▶ **PROMPT**: Read the records below. Copy each line where the string "handle" occurs.

▶ **INFORMATION GIVEN**:
= = = =
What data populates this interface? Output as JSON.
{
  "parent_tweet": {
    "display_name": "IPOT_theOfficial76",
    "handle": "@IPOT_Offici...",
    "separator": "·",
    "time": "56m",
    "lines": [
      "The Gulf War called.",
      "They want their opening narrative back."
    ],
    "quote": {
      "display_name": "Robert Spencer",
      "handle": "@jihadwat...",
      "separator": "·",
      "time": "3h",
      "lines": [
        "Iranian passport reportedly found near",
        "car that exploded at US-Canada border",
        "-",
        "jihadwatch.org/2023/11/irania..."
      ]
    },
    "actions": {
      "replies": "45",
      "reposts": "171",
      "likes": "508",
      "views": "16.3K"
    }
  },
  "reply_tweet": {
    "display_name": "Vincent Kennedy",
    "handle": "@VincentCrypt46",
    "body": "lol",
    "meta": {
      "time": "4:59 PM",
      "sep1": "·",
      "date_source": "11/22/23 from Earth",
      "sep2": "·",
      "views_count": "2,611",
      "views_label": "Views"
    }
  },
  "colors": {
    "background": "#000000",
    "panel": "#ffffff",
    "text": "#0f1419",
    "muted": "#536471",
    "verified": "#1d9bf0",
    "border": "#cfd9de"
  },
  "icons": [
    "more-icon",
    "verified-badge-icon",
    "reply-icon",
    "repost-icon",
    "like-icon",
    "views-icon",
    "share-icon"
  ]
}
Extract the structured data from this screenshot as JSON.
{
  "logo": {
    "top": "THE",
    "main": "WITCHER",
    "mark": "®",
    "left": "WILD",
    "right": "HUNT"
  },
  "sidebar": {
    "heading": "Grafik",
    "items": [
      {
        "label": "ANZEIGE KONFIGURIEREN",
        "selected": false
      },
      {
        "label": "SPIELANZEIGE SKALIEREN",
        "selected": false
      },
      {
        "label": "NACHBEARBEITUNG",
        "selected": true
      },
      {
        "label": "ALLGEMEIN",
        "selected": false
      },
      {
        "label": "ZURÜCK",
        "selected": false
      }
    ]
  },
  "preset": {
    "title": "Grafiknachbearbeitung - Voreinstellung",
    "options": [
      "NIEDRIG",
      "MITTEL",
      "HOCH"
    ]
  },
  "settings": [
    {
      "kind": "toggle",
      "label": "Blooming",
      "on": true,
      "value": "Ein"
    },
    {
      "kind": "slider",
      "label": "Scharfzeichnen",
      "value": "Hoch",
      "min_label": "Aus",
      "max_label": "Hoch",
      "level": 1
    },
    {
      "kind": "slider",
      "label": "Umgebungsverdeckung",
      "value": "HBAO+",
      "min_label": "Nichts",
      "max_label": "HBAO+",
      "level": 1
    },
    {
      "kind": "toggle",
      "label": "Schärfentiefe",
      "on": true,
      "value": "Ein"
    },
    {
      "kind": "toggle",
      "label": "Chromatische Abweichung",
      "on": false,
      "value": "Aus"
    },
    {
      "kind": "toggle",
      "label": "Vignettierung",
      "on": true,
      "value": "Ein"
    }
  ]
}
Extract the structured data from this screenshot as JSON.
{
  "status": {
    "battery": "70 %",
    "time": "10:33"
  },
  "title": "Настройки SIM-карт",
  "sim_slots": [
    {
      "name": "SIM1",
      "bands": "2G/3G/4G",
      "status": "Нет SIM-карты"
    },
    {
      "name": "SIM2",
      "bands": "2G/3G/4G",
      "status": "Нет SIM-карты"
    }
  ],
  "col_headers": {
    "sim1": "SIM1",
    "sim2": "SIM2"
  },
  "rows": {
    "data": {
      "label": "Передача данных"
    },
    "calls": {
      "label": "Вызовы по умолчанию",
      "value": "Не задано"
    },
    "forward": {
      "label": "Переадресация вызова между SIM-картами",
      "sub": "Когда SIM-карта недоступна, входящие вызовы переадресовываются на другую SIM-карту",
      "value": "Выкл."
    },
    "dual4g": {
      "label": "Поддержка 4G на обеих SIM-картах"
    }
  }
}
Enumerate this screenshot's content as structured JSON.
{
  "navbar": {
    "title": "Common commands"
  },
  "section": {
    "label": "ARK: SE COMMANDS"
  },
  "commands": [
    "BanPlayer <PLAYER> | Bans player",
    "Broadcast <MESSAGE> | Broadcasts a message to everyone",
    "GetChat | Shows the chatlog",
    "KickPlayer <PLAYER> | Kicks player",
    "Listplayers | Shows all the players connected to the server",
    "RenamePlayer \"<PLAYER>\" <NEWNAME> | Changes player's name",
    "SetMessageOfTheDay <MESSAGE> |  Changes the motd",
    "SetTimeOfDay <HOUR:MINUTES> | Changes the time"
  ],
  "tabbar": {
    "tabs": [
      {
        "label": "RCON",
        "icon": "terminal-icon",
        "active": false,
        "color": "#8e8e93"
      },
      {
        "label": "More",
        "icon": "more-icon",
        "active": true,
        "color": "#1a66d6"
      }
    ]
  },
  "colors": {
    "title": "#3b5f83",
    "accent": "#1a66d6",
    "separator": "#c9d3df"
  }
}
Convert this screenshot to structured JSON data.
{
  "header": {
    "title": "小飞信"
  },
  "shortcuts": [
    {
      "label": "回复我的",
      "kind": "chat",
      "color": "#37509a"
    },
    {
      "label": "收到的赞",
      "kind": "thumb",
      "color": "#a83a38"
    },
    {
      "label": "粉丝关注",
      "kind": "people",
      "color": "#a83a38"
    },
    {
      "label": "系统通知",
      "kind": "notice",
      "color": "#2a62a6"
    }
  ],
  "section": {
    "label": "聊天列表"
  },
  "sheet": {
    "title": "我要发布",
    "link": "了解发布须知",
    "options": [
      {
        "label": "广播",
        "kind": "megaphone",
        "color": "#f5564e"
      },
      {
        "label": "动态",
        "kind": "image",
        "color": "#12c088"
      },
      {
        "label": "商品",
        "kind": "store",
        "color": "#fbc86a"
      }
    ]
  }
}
= = = =
▶ **COMPLETED EXERCISE**:
    "handle": "@IPOT_Offici...",
      "handle": "@jihadwat...",
    "handle": "@VincentCrypt46",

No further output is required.